- [DIRECTIVE]
State how many lines of the entries hold the string "اللہ". Reply with the number alone.

- [DATA EXCERPTS]
'''

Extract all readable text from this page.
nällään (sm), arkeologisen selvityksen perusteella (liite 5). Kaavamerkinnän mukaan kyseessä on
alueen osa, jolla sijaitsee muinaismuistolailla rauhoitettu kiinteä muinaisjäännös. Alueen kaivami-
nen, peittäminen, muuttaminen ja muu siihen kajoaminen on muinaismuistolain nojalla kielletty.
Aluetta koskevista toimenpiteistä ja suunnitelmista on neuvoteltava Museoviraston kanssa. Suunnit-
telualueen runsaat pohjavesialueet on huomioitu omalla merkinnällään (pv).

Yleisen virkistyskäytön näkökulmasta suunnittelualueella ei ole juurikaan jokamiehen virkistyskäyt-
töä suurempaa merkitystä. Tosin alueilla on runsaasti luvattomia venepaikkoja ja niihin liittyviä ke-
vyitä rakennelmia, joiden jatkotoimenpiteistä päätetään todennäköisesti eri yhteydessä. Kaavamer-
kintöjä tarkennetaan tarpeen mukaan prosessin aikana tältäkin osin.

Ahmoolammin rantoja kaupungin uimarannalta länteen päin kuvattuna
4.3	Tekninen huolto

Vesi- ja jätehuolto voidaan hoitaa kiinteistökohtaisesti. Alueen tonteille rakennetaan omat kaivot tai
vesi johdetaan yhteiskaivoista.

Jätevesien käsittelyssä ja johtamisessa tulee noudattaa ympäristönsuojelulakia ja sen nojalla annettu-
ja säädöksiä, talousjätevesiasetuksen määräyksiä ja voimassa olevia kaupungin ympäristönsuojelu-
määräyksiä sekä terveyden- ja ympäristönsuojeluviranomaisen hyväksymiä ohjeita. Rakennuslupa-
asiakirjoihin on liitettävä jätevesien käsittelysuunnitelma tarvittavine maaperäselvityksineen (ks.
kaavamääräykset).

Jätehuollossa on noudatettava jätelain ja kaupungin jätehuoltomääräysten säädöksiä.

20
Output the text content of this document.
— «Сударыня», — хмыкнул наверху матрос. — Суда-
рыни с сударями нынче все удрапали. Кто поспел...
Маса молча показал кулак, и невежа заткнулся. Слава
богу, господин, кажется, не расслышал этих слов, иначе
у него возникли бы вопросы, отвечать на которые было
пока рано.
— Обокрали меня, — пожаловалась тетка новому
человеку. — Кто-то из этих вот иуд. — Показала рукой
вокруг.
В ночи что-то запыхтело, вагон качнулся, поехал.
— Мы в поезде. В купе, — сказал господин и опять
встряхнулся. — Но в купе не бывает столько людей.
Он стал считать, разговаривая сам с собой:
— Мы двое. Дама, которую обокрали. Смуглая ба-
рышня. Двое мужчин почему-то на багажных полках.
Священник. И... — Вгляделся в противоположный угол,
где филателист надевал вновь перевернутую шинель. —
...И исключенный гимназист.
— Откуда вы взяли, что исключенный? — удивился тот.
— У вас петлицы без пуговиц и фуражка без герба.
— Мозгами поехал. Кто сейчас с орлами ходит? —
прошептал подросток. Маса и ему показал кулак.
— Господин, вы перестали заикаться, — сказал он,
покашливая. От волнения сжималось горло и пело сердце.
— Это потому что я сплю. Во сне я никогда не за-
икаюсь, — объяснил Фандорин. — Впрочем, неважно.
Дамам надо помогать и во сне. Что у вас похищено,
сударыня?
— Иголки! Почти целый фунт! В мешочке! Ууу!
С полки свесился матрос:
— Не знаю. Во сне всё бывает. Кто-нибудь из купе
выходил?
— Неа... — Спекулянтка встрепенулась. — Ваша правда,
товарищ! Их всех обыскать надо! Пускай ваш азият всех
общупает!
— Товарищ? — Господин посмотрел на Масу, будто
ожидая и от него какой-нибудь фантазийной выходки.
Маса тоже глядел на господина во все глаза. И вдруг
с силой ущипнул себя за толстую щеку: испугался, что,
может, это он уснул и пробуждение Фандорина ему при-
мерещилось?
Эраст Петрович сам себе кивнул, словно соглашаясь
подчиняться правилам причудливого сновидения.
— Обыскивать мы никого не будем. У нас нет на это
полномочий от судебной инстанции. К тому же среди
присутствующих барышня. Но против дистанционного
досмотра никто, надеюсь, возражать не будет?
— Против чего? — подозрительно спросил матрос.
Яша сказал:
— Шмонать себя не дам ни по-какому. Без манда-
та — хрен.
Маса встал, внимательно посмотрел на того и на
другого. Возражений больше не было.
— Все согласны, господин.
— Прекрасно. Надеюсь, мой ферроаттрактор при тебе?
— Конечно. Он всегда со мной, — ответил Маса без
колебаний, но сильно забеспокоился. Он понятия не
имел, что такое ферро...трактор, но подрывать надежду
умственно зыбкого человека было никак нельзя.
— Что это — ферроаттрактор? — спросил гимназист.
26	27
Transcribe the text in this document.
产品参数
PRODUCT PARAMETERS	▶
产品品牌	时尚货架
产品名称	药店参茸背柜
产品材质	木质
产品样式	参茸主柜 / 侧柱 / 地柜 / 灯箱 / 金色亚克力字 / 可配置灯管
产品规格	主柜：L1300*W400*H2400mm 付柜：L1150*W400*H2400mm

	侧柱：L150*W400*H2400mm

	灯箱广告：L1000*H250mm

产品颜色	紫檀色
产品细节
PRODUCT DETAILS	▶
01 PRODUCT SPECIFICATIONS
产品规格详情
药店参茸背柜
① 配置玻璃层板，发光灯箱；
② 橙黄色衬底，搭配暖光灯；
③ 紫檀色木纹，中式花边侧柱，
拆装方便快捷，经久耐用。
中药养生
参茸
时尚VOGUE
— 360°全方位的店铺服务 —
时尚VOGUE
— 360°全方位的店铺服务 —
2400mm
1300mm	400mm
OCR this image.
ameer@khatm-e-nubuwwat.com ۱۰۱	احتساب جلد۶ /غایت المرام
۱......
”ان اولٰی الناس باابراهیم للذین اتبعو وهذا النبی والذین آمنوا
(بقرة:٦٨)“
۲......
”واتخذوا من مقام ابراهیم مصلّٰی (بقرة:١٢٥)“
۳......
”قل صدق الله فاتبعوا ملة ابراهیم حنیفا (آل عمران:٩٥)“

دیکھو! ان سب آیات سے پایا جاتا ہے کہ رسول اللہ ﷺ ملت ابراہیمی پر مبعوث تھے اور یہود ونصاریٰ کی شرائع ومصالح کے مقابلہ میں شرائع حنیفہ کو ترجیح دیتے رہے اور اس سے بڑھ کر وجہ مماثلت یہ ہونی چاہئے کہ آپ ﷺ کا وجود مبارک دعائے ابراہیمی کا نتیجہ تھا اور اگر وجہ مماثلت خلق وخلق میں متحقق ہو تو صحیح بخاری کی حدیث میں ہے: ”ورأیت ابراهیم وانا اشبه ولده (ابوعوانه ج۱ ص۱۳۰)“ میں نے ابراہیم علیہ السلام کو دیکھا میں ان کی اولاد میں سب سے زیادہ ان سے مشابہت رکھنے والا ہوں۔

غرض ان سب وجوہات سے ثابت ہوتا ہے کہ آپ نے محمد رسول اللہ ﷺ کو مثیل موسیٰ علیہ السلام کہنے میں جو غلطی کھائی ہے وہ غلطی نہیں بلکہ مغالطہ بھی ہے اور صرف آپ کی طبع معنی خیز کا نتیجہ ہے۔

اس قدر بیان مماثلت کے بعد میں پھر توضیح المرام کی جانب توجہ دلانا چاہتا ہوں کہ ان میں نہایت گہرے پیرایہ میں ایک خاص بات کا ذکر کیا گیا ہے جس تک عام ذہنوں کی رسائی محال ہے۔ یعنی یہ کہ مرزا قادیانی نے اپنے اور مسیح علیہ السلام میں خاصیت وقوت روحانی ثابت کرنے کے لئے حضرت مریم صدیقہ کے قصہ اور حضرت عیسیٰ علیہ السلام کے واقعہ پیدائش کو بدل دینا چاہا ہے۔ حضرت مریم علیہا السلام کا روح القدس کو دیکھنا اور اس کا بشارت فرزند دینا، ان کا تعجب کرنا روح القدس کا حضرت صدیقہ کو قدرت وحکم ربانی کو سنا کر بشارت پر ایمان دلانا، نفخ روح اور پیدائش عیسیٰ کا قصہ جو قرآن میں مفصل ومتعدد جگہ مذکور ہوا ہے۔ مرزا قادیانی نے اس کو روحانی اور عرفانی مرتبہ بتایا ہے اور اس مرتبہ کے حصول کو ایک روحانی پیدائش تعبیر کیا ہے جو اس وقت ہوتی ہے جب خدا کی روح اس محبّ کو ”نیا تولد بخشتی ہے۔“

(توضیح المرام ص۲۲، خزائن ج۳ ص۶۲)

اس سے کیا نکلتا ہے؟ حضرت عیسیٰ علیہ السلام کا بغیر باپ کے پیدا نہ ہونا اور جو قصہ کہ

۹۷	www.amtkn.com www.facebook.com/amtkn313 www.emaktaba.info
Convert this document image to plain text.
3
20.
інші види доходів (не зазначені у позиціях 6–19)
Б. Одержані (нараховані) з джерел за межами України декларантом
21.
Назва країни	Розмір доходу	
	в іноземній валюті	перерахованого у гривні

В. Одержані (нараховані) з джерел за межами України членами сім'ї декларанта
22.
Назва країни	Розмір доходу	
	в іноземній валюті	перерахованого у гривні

'''

- [THE SOLUTION]
2